(Records)
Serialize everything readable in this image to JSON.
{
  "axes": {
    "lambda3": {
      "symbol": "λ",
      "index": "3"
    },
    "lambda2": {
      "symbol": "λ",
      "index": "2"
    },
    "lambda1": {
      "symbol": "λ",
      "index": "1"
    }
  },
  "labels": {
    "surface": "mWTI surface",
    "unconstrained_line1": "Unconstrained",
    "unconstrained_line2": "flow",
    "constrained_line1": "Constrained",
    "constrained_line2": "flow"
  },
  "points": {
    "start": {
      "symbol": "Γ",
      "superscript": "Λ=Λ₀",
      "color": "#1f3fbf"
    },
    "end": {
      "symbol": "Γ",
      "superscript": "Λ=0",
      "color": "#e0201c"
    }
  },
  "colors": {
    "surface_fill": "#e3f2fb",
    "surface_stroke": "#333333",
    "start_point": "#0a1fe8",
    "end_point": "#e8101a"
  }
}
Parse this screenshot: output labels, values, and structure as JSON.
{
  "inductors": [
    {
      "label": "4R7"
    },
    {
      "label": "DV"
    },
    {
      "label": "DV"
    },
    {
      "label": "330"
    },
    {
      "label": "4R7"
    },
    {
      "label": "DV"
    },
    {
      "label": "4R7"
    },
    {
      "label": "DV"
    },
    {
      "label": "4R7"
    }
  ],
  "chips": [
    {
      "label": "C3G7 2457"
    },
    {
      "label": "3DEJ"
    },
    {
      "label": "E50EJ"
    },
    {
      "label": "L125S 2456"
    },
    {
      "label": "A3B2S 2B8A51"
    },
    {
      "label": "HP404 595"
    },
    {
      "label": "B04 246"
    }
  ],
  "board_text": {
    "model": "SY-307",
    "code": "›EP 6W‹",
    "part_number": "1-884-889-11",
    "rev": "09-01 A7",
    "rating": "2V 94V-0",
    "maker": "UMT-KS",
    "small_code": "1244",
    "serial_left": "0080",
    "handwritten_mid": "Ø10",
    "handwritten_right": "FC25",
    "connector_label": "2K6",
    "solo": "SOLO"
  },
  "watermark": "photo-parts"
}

■ **Goal of the exercise**
Output each entry precisely as given.

■ **Task output**
Serialize everything readable in this image to JSON.
{
  "axes": {
    "lambda3": {
      "symbol": "λ",
      "index": "3"
    },
    "lambda2": {
      "symbol": "λ",
      "index": "2"
    },
    "lambda1": {
      "symbol": "λ",
      "index": "1"
    }
  },
  "labels": {
    "surface": "mWTI surface",
    "unconstrained_line1": "Unconstrained",
    "unconstrained_line2": "flow",
    "constrained_line1": "Constrained",
    "constrained_line2": "flow"
  },
  "points": {
    "start": {
      "symbol": "Γ",
      "superscript": "Λ=Λ₀",
      "color": "#1f3fbf"
    },
    "end": {
      "symbol": "Γ",
      "superscript": "Λ=0",
      "color": "#e0201c"
    }
  },
  "colors": {
    "surface_fill": "#e3f2fb",
    "surface_stroke": "#333333",
    "start_point": "#0a1fe8",
    "end_point": "#e8101a"
  }
}
Parse this screenshot: output labels, values, and structure as JSON.
{
  "inductors": [
    {
      "label": "4R7"
    },
    {
      "label": "DV"
    },
    {
      "label": "DV"
    },
    {
      "label": "330"
    },
    {
      "label": "4R7"
    },
    {
      "label": "DV"
    },
    {
      "label": "4R7"
    },
    {
      "label": "DV"
    },
    {
      "label": "4R7"
    }
  ],
  "chips": [
    {
      "label": "C3G7 2457"
    },
    {
      "label": "3DEJ"
    },
    {
      "label": "E50EJ"
    },
    {
      "label": "L125S 2456"
    },
    {
      "label": "A3B2S 2B8A51"
    },
    {
      "label": "HP404 595"
    },
    {
      "label": "B04 246"
    }
  ],
  "board_text": {
    "model": "SY-307",
    "code": "›EP 6W‹",
    "part_number": "1-884-889-11",
    "rev": "09-01 A7",
    "rating": "2V 94V-0",
    "maker": "UMT-KS",
    "small_code": "1244",
    "serial_left": "0080",
    "handwritten_mid": "Ø10",
    "handwritten_right": "FC25",
    "connector_label": "2K6",
    "solo": "SOLO"
  },
  "watermark": "photo-parts"
}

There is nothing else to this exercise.